-- SELECTED TEXT start --

Peter, it turned out, had been implicated in the sexual assault of at least one female classmate, and charged with gross and lewd behaviour on other occasions.

Kraft, with, some say, a bit of prodding from his wife Myra, ordered the player released, against the vociferous objections of then-coach Bill Parcells, and Peter became the first player in NFL history to have been drafted one day and undrafted the next.

Peter was subsequently signed by the New York Giants, and although he has kept his nose clean since, Kraft's judgement was vindicated on another count: Peter didn't turn out to be a very good football player.

But if the message - that New England players would be held accountable to a higher moral standard than their counterparts around the league - wasn't clear enough then, it became so this February when Dave Meggett, the team's star kick returner and back-up running back, was arrested under rather sordid circumstances in Toronto, where he was charged with sexual assault and robbery.

With Meggett placed under the glare of the media spotlight, it also emerged that his history included at least one similar incident, and that, moreover, he had fathered five out-of-wedlock children by four different women - none of whom he bothered to support until ordered to do so by the courts.

Although the Canadian case has yet to come to trial, it surprised no one when the Patriots released Meggett on May 29th of this year.

-- SELECTED TEXT end --
-- RECORDED DATA start --

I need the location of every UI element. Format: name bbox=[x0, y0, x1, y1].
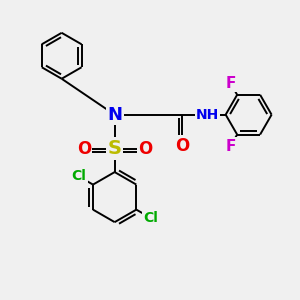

-- RECORDED DATA end --

GIVEN TASK 1: Print the section of the Patriots player-conduct passage between "But if the message" and "assault and robbery.", inclusive.
GIVEN TASK 2: Write the next part of the passage on the New England Patriots releasing players for misconduct, picking up after its final sentence.

EXPECTED OUTPUT 1:
But if the message - that New England players would be held accountable to a higher moral standard than their counterparts around the league - wasn't clear enough then, it became so this February when Dave Meggett, the team's star kick returner and back-up running back, was arrested under rather sordid circumstances in Toronto, where he was charged with sexual assault and robbery.

EXPECTED OUTPUT 2:
For the record, the Patriots did not officially link Meggett's release to the battering his off-field image had taken, but coach Pete Carroll, charged with administering Kraft's moral code, tellingly said: "We've told them time and time again. Everything counts".

Even though it was pointed out at the time that Phillips and Peter were untried rookies, 34-year-old Meggett had probably outlived his usefulness, and the team saved itself almost $2 million by cashiering him when it did. What, the pundits wondered, would have happened had any one of them been a truly indispensable player at the prime of his career?

The answer may not be long in forthcoming, depending on how the Patriots handle l'affaire Coates. Coates is a bona fide star, the holder of the NFL record for receptions by a tightend, and has been selected to play in the last four Pro Bowls. They don't get much more indispensable than that.

On the other hand, it would seem clear that if the Patriots are to retain a shred of credibility in their public policy of no-tolerance when it comes to domestic abuse, Kraft must treat the situation as if Coates were just another player.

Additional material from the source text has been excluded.